Collected data:
========

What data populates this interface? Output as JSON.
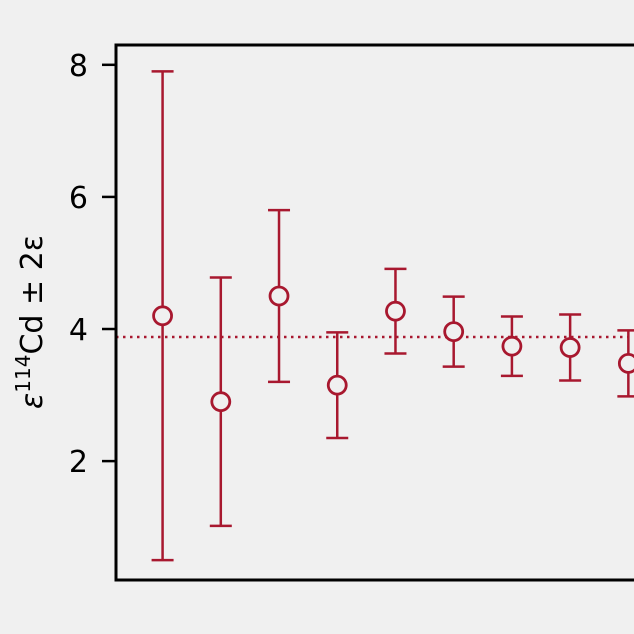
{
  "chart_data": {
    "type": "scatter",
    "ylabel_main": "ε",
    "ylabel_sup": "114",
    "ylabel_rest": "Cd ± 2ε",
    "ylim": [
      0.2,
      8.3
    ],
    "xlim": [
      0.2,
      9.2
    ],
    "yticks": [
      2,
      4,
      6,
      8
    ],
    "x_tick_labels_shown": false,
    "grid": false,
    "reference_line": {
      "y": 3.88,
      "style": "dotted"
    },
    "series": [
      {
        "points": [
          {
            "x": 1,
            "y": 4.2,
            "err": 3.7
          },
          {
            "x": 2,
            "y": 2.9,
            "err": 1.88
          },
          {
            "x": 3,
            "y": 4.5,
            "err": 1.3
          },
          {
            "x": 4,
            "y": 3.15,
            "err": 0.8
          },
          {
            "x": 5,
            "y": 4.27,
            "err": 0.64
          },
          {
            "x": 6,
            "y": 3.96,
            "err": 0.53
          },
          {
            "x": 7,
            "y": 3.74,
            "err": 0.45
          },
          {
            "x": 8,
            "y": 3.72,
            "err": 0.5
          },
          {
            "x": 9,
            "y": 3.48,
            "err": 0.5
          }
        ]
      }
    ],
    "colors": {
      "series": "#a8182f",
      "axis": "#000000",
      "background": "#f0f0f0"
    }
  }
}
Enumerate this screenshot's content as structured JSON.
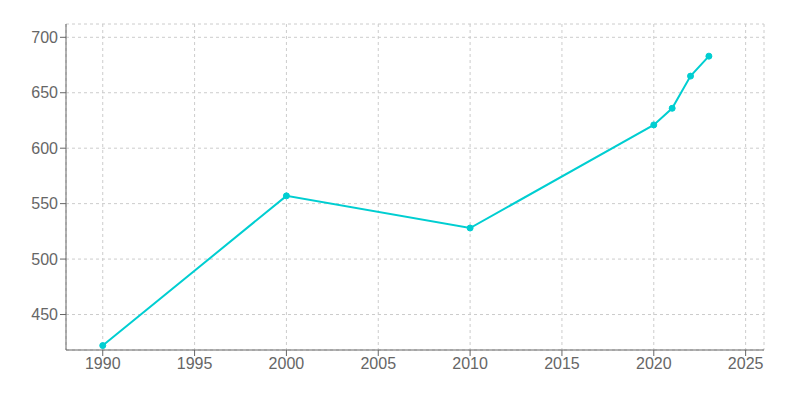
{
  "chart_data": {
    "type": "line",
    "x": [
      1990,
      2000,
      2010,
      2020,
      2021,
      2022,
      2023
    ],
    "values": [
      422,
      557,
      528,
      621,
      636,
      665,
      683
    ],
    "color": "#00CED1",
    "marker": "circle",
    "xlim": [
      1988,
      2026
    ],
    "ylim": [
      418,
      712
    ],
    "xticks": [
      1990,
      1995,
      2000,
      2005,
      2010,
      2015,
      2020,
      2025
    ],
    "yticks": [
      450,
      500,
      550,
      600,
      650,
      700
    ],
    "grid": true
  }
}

========

WORK INSTRUCTIONS → Print every entry exactly as written, without the pictures.

THE OUTPUT →
What data populates this interface? Output as JSON.
{
  "chart_data": {
    "type": "scatter",
    "ylabel_main": "ε",
    "ylabel_sup": "114",
    "ylabel_rest": "Cd ± 2ε",
    "ylim": [
      0.2,
      8.3
    ],
    "xlim": [
      0.2,
      9.2
    ],
    "yticks": [
      2,
      4,
      6,
      8
    ],
    "x_tick_labels_shown": false,
    "grid": false,
    "reference_line": {
      "y": 3.88,
      "style": "dotted"
    },
    "series": [
      {
        "points": [
          {
            "x": 1,
            "y": 4.2,
            "err": 3.7
          },
          {
            "x": 2,
            "y": 2.9,
            "err": 1.88
          },
          {
            "x": 3,
            "y": 4.5,
            "err": 1.3
          },
          {
            "x": 4,
            "y": 3.15,
            "err": 0.8
          },
          {
            "x": 5,
            "y": 4.27,
            "err": 0.64
          },
          {
            "x": 6,
            "y": 3.96,
            "err": 0.53
          },
          {
            "x": 7,
            "y": 3.74,
            "err": 0.45
          },
          {
            "x": 8,
            "y": 3.72,
            "err": 0.5
          },
          {
            "x": 9,
            "y": 3.48,
            "err": 0.5
          }
        ]
      }
    ],
    "colors": {
      "series": "#a8182f",
      "axis": "#000000",
      "background": "#f0f0f0"
    }
  }
}
Enumerate this screenshot's content as structured JSON.
{
  "chart_data": {
    "type": "line",
    "x": [
      1990,
      2000,
      2010,
      2020,
      2021,
      2022,
      2023
    ],
    "values": [
      422,
      557,
      528,
      621,
      636,
      665,
      683
    ],
    "color": "#00CED1",
    "marker": "circle",
    "xlim": [
      1988,
      2026
    ],
    "ylim": [
      418,
      712
    ],
    "xticks": [
      1990,
      1995,
      2000,
      2005,
      2010,
      2015,
      2020,
      2025
    ],
    "yticks": [
      450,
      500,
      550,
      600,
      650,
      700
    ],
    "grid": true
  }
}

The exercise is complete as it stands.